# EXERCISE DIRECTIONS
Copy out every line of the data below word for word, omitting the pictures.

Box coordinate listings
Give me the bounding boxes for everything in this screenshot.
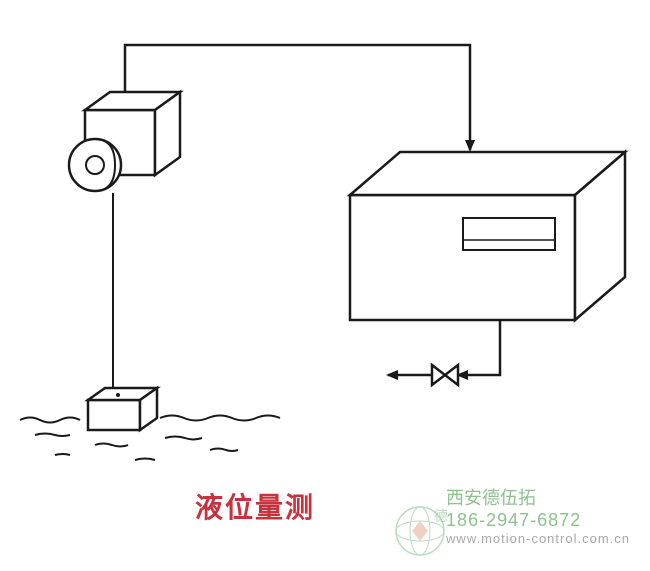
watermark-url: www.motion-control.com.cn — [446, 531, 630, 546]
schematic-svg — [0, 0, 650, 566]
valve-symbol — [415, 365, 458, 385]
watermark-logo-icon — [390, 501, 450, 561]
arrow-into-controller — [465, 140, 475, 152]
diagram-caption: 液位量测 — [195, 486, 315, 526]
watermark-phone: 186-2947-6872 — [446, 510, 630, 531]
float-block — [88, 388, 157, 430]
watermark-block: 西安德伍拓 186-2947-6872 www.motion-control.c… — [446, 484, 630, 546]
cable-bottom — [458, 320, 500, 375]
watermark-company: 西安德伍拓 — [446, 484, 630, 510]
sensor-cylinder — [69, 139, 121, 191]
arrow-out-valve — [386, 370, 398, 380]
controller-box — [350, 152, 625, 320]
diagram-container — [0, 0, 650, 566]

# PROBLEM SOLUTION
Give me the bounding boxes for everything in this screenshot.
watermark-url: www.motion-control.com.cn — [446, 531, 630, 546]
schematic-svg — [0, 0, 650, 566]
valve-symbol — [415, 365, 458, 385]
watermark-logo-icon — [390, 501, 450, 561]
arrow-into-controller — [465, 140, 475, 152]
diagram-caption: 液位量测 — [195, 486, 315, 526]
watermark-phone: 186-2947-6872 — [446, 510, 630, 531]
float-block — [88, 388, 157, 430]
watermark-block: 西安德伍拓 186-2947-6872 www.motion-control.c… — [446, 484, 630, 546]
cable-bottom — [458, 320, 500, 375]
watermark-company: 西安德伍拓 — [446, 484, 630, 510]
sensor-cylinder — [69, 139, 121, 191]
arrow-out-valve — [386, 370, 398, 380]
controller-box — [350, 152, 625, 320]
diagram-container — [0, 0, 650, 566]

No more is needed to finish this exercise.